WORKING DATA:
start
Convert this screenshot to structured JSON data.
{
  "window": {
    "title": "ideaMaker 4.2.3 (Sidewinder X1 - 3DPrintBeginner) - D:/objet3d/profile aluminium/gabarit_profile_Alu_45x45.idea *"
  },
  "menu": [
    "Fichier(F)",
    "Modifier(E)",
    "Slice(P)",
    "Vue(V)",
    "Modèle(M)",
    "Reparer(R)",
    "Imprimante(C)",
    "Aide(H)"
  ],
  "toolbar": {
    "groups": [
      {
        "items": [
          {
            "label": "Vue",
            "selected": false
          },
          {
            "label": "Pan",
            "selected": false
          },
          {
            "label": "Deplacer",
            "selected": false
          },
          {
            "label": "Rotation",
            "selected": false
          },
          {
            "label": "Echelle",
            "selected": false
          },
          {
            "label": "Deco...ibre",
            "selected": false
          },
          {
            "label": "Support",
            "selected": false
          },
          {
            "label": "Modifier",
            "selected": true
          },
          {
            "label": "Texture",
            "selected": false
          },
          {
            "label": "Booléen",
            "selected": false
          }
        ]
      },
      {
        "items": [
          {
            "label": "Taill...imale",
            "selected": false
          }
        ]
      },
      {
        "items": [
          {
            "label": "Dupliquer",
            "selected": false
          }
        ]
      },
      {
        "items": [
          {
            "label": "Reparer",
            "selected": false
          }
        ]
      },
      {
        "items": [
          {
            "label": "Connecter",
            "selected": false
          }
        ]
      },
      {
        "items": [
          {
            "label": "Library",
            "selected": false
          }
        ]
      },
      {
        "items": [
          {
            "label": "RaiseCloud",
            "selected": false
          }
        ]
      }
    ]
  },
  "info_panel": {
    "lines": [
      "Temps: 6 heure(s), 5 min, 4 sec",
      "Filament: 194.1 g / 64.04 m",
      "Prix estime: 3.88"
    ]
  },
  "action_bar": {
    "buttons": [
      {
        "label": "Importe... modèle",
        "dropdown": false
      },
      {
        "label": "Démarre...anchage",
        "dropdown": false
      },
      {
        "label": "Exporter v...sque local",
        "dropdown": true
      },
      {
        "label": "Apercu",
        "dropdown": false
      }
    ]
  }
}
end
TASK PROMPT:
Reproduce all of the entries word for word.

SOLUTION FOR THIS PROBLEM:
Convert this screenshot to structured JSON data.
{
  "window": {
    "title": "ideaMaker 4.2.3 (Sidewinder X1 - 3DPrintBeginner) - D:/objet3d/profile aluminium/gabarit_profile_Alu_45x45.idea *"
  },
  "menu": [
    "Fichier(F)",
    "Modifier(E)",
    "Slice(P)",
    "Vue(V)",
    "Modèle(M)",
    "Reparer(R)",
    "Imprimante(C)",
    "Aide(H)"
  ],
  "toolbar": {
    "groups": [
      {
        "items": [
          {
            "label": "Vue",
            "selected": false
          },
          {
            "label": "Pan",
            "selected": false
          },
          {
            "label": "Deplacer",
            "selected": false
          },
          {
            "label": "Rotation",
            "selected": false
          },
          {
            "label": "Echelle",
            "selected": false
          },
          {
            "label": "Deco...ibre",
            "selected": false
          },
          {
            "label": "Support",
            "selected": false
          },
          {
            "label": "Modifier",
            "selected": true
          },
          {
            "label": "Texture",
            "selected": false
          },
          {
            "label": "Booléen",
            "selected": false
          }
        ]
      },
      {
        "items": [
          {
            "label": "Taill...imale",
            "selected": false
          }
        ]
      },
      {
        "items": [
          {
            "label": "Dupliquer",
            "selected": false
          }
        ]
      },
      {
        "items": [
          {
            "label": "Reparer",
            "selected": false
          }
        ]
      },
      {
        "items": [
          {
            "label": "Connecter",
            "selected": false
          }
        ]
      },
      {
        "items": [
          {
            "label": "Library",
            "selected": false
          }
        ]
      },
      {
        "items": [
          {
            "label": "RaiseCloud",
            "selected": false
          }
        ]
      }
    ]
  },
  "info_panel": {
    "lines": [
      "Temps: 6 heure(s), 5 min, 4 sec",
      "Filament: 194.1 g / 64.04 m",
      "Prix estime: 3.88"
    ]
  },
  "action_bar": {
    "buttons": [
      {
        "label": "Importe... modèle",
        "dropdown": false
      },
      {
        "label": "Démarre...anchage",
        "dropdown": false
      },
      {
        "label": "Exporter v...sque local",
        "dropdown": true
      },
      {
        "label": "Apercu",
        "dropdown": false
      }
    ]
  }
}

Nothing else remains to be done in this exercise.